## Aim
Pictures are not part of the copy; repeat everything else in the records exactly.

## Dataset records
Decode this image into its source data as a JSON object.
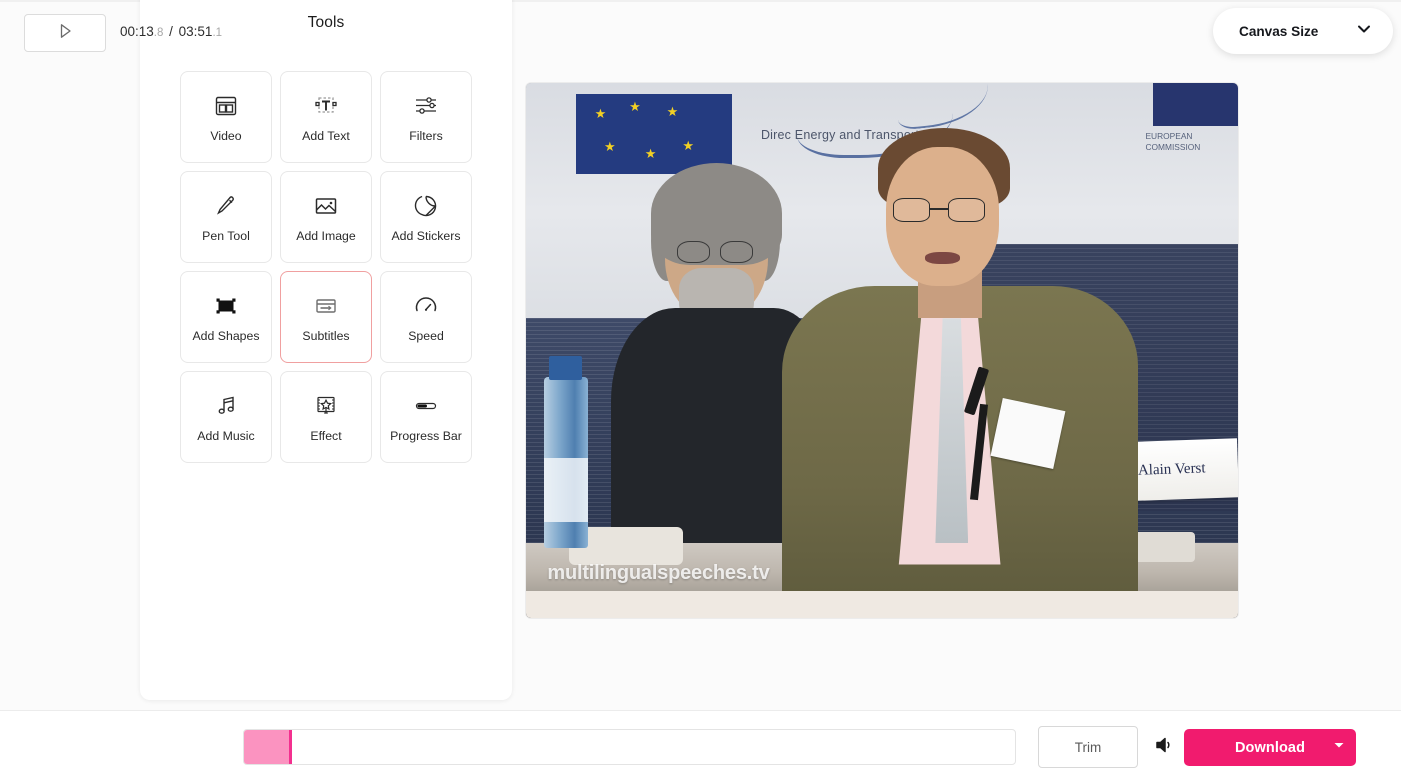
{
  "header": {
    "canvas_size_label": "Canvas Size",
    "chevron_icon": "chevron-down-icon"
  },
  "tools_panel": {
    "title": "Tools",
    "selected_tool": "Subtitles",
    "selected_border_color": "#f0a0a0",
    "items": [
      {
        "label": "Video",
        "icon": "video-layout-icon",
        "selected": false
      },
      {
        "label": "Add Text",
        "icon": "text-box-icon",
        "selected": false
      },
      {
        "label": "Filters",
        "icon": "sliders-icon",
        "selected": false
      },
      {
        "label": "Pen Tool",
        "icon": "pen-icon",
        "selected": false
      },
      {
        "label": "Add Image",
        "icon": "image-icon",
        "selected": false
      },
      {
        "label": "Add Stickers",
        "icon": "sticker-icon",
        "selected": false
      },
      {
        "label": "Add Shapes",
        "icon": "shapes-icon",
        "selected": false
      },
      {
        "label": "Subtitles",
        "icon": "subtitles-icon",
        "selected": true
      },
      {
        "label": "Speed",
        "icon": "speedometer-icon",
        "selected": false
      },
      {
        "label": "Add Music",
        "icon": "music-note-icon",
        "selected": false
      },
      {
        "label": "Effect",
        "icon": "effect-sparkle-icon",
        "selected": false
      },
      {
        "label": "Progress Bar",
        "icon": "progress-bar-icon",
        "selected": false
      }
    ]
  },
  "preview": {
    "watermark": "multilingualspeeches.tv",
    "backdrop_caption": "Direc            Energy and Transport",
    "commission_text": "EUROPEAN COMMISSION",
    "name_card": "Alain Verst"
  },
  "player": {
    "play_icon": "play-icon",
    "current_time_main": "00:13",
    "current_time_frac": ".8",
    "time_separator": " / ",
    "total_time_main": "03:51",
    "total_time_frac": ".1",
    "progress_percent": 6.0,
    "fill_color": "#fb93c0",
    "playhead_color": "#f3308f"
  },
  "actions": {
    "trim_label": "Trim",
    "volume_icon": "volume-icon",
    "download_label": "Download",
    "download_color": "#f11b6e",
    "download_caret_icon": "caret-down-icon"
  }
}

## Response to this exercise
Decode this image into its source data as a JSON object.
{
  "header": {
    "canvas_size_label": "Canvas Size",
    "chevron_icon": "chevron-down-icon"
  },
  "tools_panel": {
    "title": "Tools",
    "selected_tool": "Subtitles",
    "selected_border_color": "#f0a0a0",
    "items": [
      {
        "label": "Video",
        "icon": "video-layout-icon",
        "selected": false
      },
      {
        "label": "Add Text",
        "icon": "text-box-icon",
        "selected": false
      },
      {
        "label": "Filters",
        "icon": "sliders-icon",
        "selected": false
      },
      {
        "label": "Pen Tool",
        "icon": "pen-icon",
        "selected": false
      },
      {
        "label": "Add Image",
        "icon": "image-icon",
        "selected": false
      },
      {
        "label": "Add Stickers",
        "icon": "sticker-icon",
        "selected": false
      },
      {
        "label": "Add Shapes",
        "icon": "shapes-icon",
        "selected": false
      },
      {
        "label": "Subtitles",
        "icon": "subtitles-icon",
        "selected": true
      },
      {
        "label": "Speed",
        "icon": "speedometer-icon",
        "selected": false
      },
      {
        "label": "Add Music",
        "icon": "music-note-icon",
        "selected": false
      },
      {
        "label": "Effect",
        "icon": "effect-sparkle-icon",
        "selected": false
      },
      {
        "label": "Progress Bar",
        "icon": "progress-bar-icon",
        "selected": false
      }
    ]
  },
  "preview": {
    "watermark": "multilingualspeeches.tv",
    "backdrop_caption": "Direc            Energy and Transport",
    "commission_text": "EUROPEAN COMMISSION",
    "name_card": "Alain Verst"
  },
  "player": {
    "play_icon": "play-icon",
    "current_time_main": "00:13",
    "current_time_frac": ".8",
    "time_separator": " / ",
    "total_time_main": "03:51",
    "total_time_frac": ".1",
    "progress_percent": 6.0,
    "fill_color": "#fb93c0",
    "playhead_color": "#f3308f"
  },
  "actions": {
    "trim_label": "Trim",
    "volume_icon": "volume-icon",
    "download_label": "Download",
    "download_color": "#f11b6e",
    "download_caret_icon": "caret-down-icon"
  }
}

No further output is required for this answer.